== Daten zur Übung ==

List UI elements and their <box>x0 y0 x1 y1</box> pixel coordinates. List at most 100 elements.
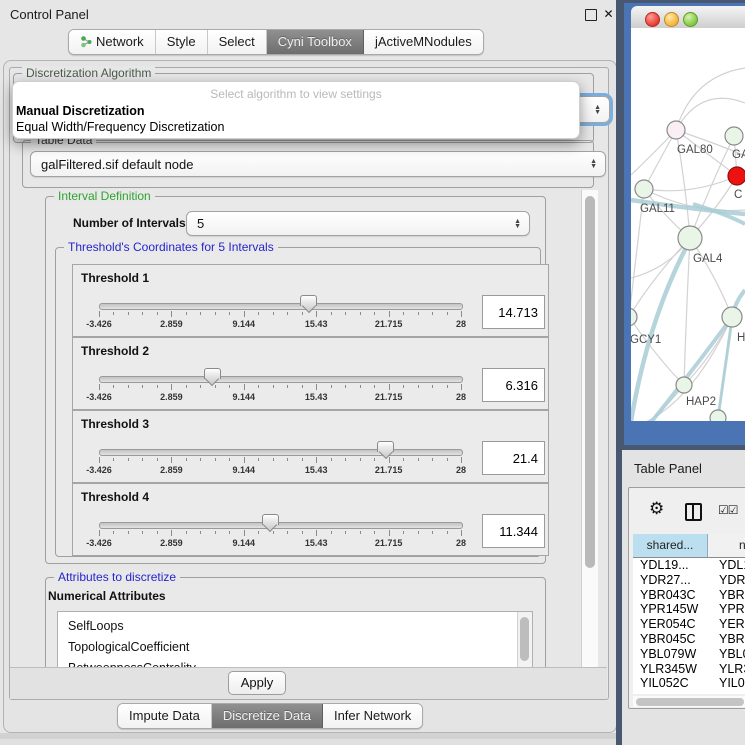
tab-label: Cyni Toolbox <box>278 34 352 49</box>
tick-mark <box>113 458 114 461</box>
tick-mark <box>229 312 230 315</box>
node-label: GAL11 <box>640 203 675 215</box>
threshold-value-field[interactable]: 11.344 <box>482 514 545 548</box>
attribute-item[interactable]: BetweennessCentrality <box>68 658 196 667</box>
slider-thumb[interactable] <box>300 295 317 306</box>
tick-mark <box>244 457 245 463</box>
zoom-traffic-light-icon[interactable] <box>683 12 698 27</box>
tick-label: 9.144 <box>233 465 256 475</box>
network-graph: GAL80GACGAL11GAL4GCY1HHAP2 <box>631 28 745 421</box>
close-panel-icon[interactable]: ✕ <box>603 9 614 20</box>
network-node-gal11[interactable] <box>635 180 653 198</box>
attributes-scrollbar[interactable] <box>517 612 532 667</box>
bottom-tab-discretize-data[interactable]: Discretize Data <box>212 704 323 728</box>
tick-mark <box>244 384 245 390</box>
table-hscrollbar-thumb[interactable] <box>636 698 744 706</box>
number-of-intervals-combobox[interactable]: 5 ▲▼ <box>186 211 530 236</box>
column-header-name[interactable]: na <box>708 534 745 557</box>
network-node-gcy1[interactable] <box>631 308 637 326</box>
network-node-gal80[interactable] <box>667 121 685 139</box>
tab-select[interactable]: Select <box>208 30 267 54</box>
tick-mark <box>461 530 462 536</box>
threshold-value-field[interactable]: 6.316 <box>482 368 545 402</box>
slider-thumb[interactable] <box>377 441 394 452</box>
tick-label: -3.426 <box>86 538 112 548</box>
tick-mark <box>200 385 201 388</box>
network-node-h[interactable] <box>722 307 742 327</box>
tick-mark <box>229 385 230 388</box>
table-row[interactable]: YBR043CYBR0 <box>633 588 745 603</box>
table-row[interactable]: YLR345WYLR3 <box>633 662 745 677</box>
gear-icon[interactable]: ⚙ <box>649 500 664 517</box>
tick-mark <box>128 312 129 315</box>
node-table[interactable]: shared... na YDL19...YDL1YDR27...YDR2YBR… <box>633 534 745 694</box>
table-row[interactable]: YIL052CYIL0 <box>633 676 745 691</box>
bottom-tab-impute-data[interactable]: Impute Data <box>118 704 212 728</box>
table-horizontal-scrollbar[interactable] <box>633 696 745 707</box>
network-node-gal4[interactable] <box>678 226 702 250</box>
apply-button[interactable]: Apply <box>228 671 286 695</box>
table-row[interactable]: YBL079WYBL0 <box>633 647 745 662</box>
control-panel-window: Control Panel ✕ NetworkStyleSelect Cyni T… <box>0 0 618 737</box>
shared-name-cell: YDR27... <box>640 573 691 588</box>
table-data-combobox[interactable]: galFiltered.sif default node ▲▼ <box>30 151 606 177</box>
attribute-item[interactable]: TopologicalCoefficient <box>68 637 189 657</box>
slider-track[interactable] <box>99 376 463 383</box>
table-data-combobox-value: galFiltered.sif default node <box>41 157 193 172</box>
main-scrollbar[interactable] <box>581 190 598 667</box>
table-row[interactable]: YDL19...YDL1 <box>633 558 745 573</box>
minimize-traffic-light-icon[interactable] <box>664 12 679 27</box>
tick-label: 9.144 <box>233 319 256 329</box>
attribute-item[interactable]: SelfLoops <box>68 616 124 636</box>
slider-track[interactable] <box>99 303 463 310</box>
table-row[interactable]: YDR27...YDR2 <box>633 573 745 588</box>
slider-thumb[interactable] <box>262 514 279 525</box>
table-row[interactable]: YPR145WYPR1 <box>633 602 745 617</box>
shared-name-cell: YDL19... <box>640 558 689 573</box>
tick-mark <box>142 312 143 315</box>
shared-name-cell: YBR045C <box>640 632 696 647</box>
node-label: GA <box>732 149 745 161</box>
numerical-attributes-list[interactable]: SelfLoopsTopologicalCoefficientBetweenne… <box>57 611 533 667</box>
network-node-hap2[interactable] <box>676 377 692 393</box>
tick-mark <box>157 385 158 388</box>
slider-track[interactable] <box>99 522 463 529</box>
table-row[interactable]: YBR045CYBR0 <box>633 632 745 647</box>
tick-mark <box>316 311 317 317</box>
network-node[interactable] <box>710 410 726 421</box>
tab-style[interactable]: Style <box>156 30 208 54</box>
slider-thumb[interactable] <box>204 368 221 379</box>
network-node-c[interactable] <box>728 167 745 185</box>
table-row[interactable]: YER054CYER0 <box>633 617 745 632</box>
network-node-ga[interactable] <box>725 127 743 145</box>
tab-cyni-toolbox[interactable]: Cyni Toolbox <box>267 30 364 54</box>
tick-mark <box>186 312 187 315</box>
tick-mark <box>287 531 288 534</box>
close-traffic-light-icon[interactable] <box>645 12 660 27</box>
column-header-shared-name[interactable]: shared... <box>633 534 708 557</box>
bottom-tab-infer-network[interactable]: Infer Network <box>323 704 422 728</box>
slider-track[interactable] <box>99 449 463 456</box>
float-window-icon[interactable] <box>585 9 597 21</box>
network-icon <box>80 35 92 48</box>
control-panel-title: Control Panel <box>10 7 89 22</box>
algorithm-option-equal-width-frequency-discretization[interactable]: Equal Width/Frequency Discretization <box>16 119 576 135</box>
tick-mark <box>374 312 375 315</box>
tick-mark <box>345 385 346 388</box>
threshold-value-field[interactable]: 21.4 <box>482 441 545 475</box>
algorithm-option-manual-discretization[interactable]: Manual Discretization <box>16 103 576 119</box>
attributes-scrollbar-thumb[interactable] <box>520 617 529 661</box>
node-label: HAP2 <box>686 396 716 408</box>
tick-mark <box>186 385 187 388</box>
columns-icon[interactable] <box>685 503 702 521</box>
checkbox-icons[interactable]: ☑☑ <box>718 503 738 517</box>
network-canvas[interactable]: GAL80GACGAL11GAL4GCY1HHAP2 <box>631 28 745 421</box>
tab-jactivemnodules[interactable]: jActiveMNodules <box>364 30 483 54</box>
name-cell: YBL0 <box>719 647 745 662</box>
threshold-value-field[interactable]: 14.713 <box>482 295 545 329</box>
table-panel-title: Table Panel <box>634 461 702 476</box>
tick-mark <box>316 457 317 463</box>
main-scrollbar-thumb[interactable] <box>585 196 595 568</box>
tab-network[interactable]: Network <box>69 30 156 54</box>
tick-mark <box>316 530 317 536</box>
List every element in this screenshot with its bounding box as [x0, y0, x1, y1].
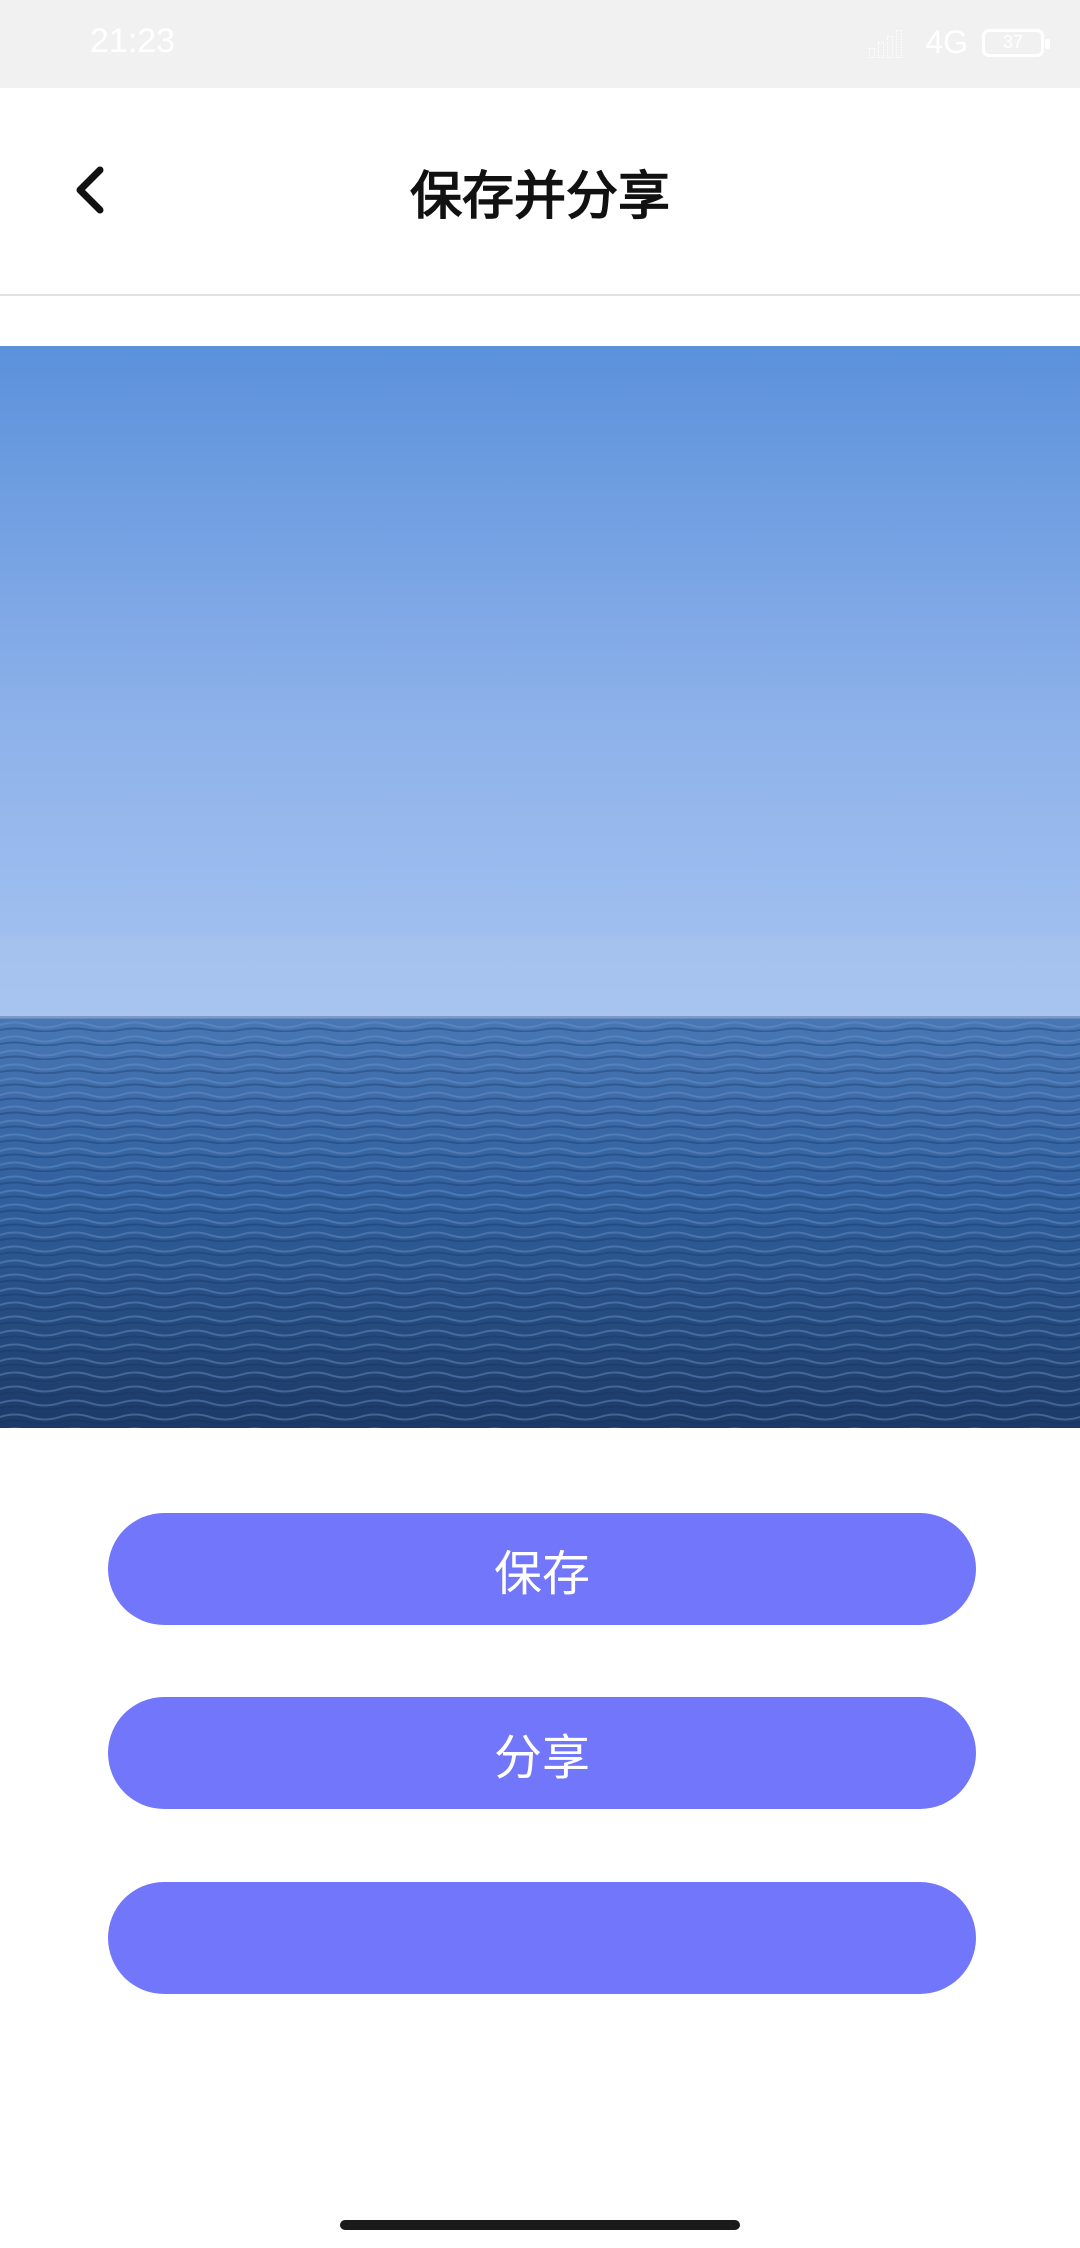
preview-image-art [0, 346, 1080, 1428]
battery-icon: 37 [982, 28, 1050, 57]
status-indicators: 4G 37 [869, 24, 1050, 61]
battery-level: 37 [1002, 32, 1024, 52]
status-time: 21:23 [90, 22, 176, 60]
app-header: 保存并分享 [0, 88, 1080, 296]
home-indicator[interactable] [340, 2220, 740, 2230]
save-share-screen: 21:23 4G 37 保存并分享 保存 分享 [0, 0, 1080, 2248]
save-button[interactable]: 保存 [108, 1513, 976, 1625]
ocean-horizon-image [0, 346, 1080, 1428]
signal-icon [869, 28, 911, 58]
third-action-button[interactable] [108, 1882, 976, 1994]
share-button[interactable]: 分享 [108, 1697, 976, 1809]
network-type: 4G [925, 24, 968, 60]
page-title: 保存并分享 [409, 167, 670, 227]
status-bar: 21:23 4G 37 [0, 0, 1080, 88]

===

Schreib den Teil der Daten neu, der mit der Zeile mit „preview-image-art [0, 346, 1080, 1428]“ beginnt und mit der Zeile mit „save-share-screen: 21:23 4G“ endet. Ersetze dabei „status-time“ durch „status-clock“ und lass alles andere unverändert.

* _Ergebnis_
preview-image-art [0, 346, 1080, 1428]
battery-icon: 37 [982, 28, 1050, 57]
status-indicators: 4G 37 [869, 24, 1050, 61]
battery-level: 37 [1002, 32, 1024, 52]
status-clock: 21:23 [90, 22, 176, 60]
app-header: 保存并分享 [0, 88, 1080, 296]
home-indicator[interactable] [340, 2220, 740, 2230]
save-share-screen: 21:23 4G 37 保存并分享 保存 分享 [0, 0, 1080, 2248]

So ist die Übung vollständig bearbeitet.